### What needs to be done
Each line that holds the word "label" should be returned.

Excerpts from a figure dataset

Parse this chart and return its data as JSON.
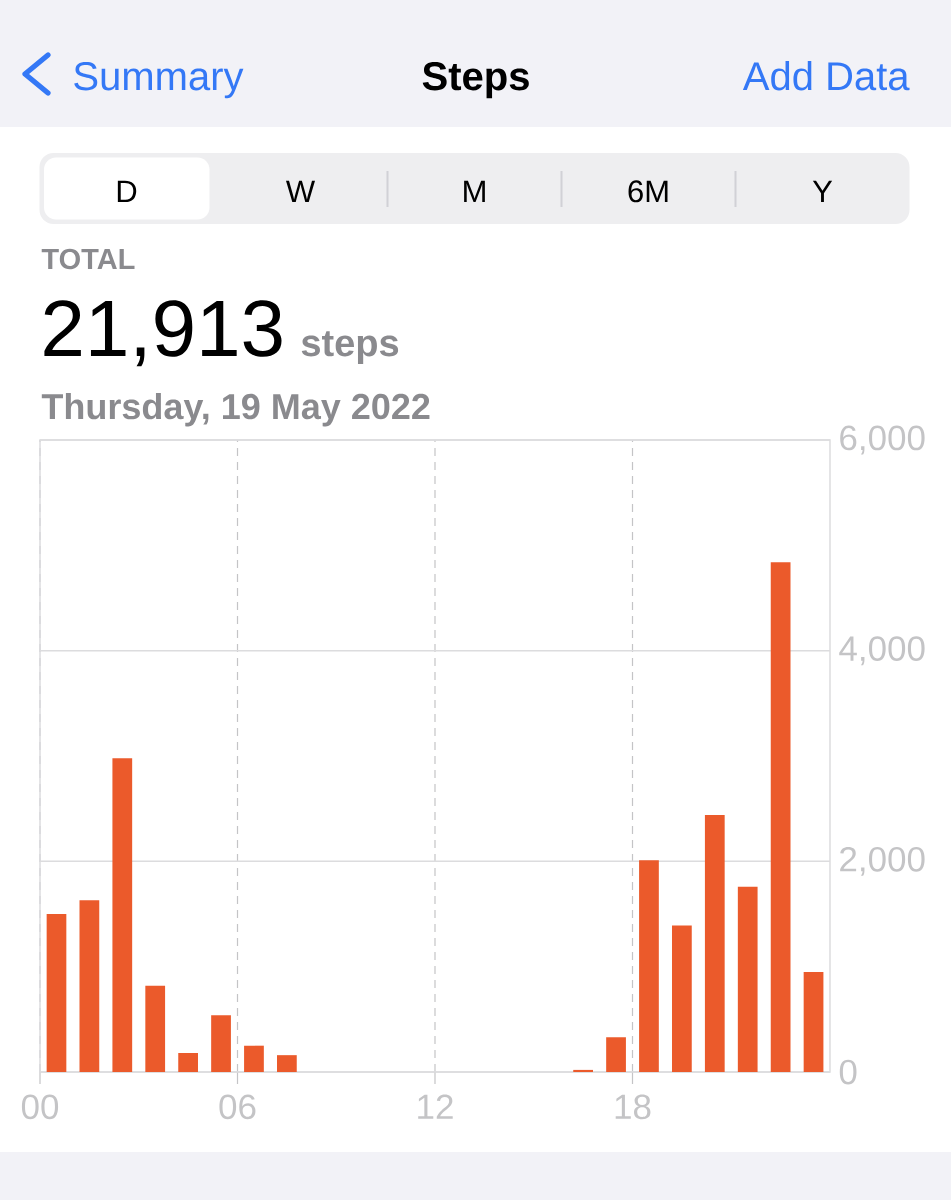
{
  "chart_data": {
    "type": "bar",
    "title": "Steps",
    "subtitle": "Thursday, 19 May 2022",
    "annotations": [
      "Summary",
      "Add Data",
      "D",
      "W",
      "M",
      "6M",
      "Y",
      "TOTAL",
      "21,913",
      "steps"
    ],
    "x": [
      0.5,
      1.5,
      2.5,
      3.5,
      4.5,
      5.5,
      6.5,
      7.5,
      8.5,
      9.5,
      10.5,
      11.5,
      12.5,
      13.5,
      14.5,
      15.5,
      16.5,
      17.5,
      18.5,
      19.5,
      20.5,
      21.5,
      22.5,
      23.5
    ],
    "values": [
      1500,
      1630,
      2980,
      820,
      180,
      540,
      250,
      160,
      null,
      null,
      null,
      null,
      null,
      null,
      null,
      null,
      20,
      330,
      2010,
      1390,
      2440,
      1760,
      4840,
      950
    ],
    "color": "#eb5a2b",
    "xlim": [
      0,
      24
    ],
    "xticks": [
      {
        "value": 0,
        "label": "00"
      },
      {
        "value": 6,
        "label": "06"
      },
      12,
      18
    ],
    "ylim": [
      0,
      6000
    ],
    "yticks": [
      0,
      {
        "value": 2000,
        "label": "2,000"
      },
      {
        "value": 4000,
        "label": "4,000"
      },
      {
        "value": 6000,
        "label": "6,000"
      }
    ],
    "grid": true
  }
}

### The response
        "label": "00"
        "label": "06"
        "label": "2,000"
        "label": "4,000"
        "label": "6,000"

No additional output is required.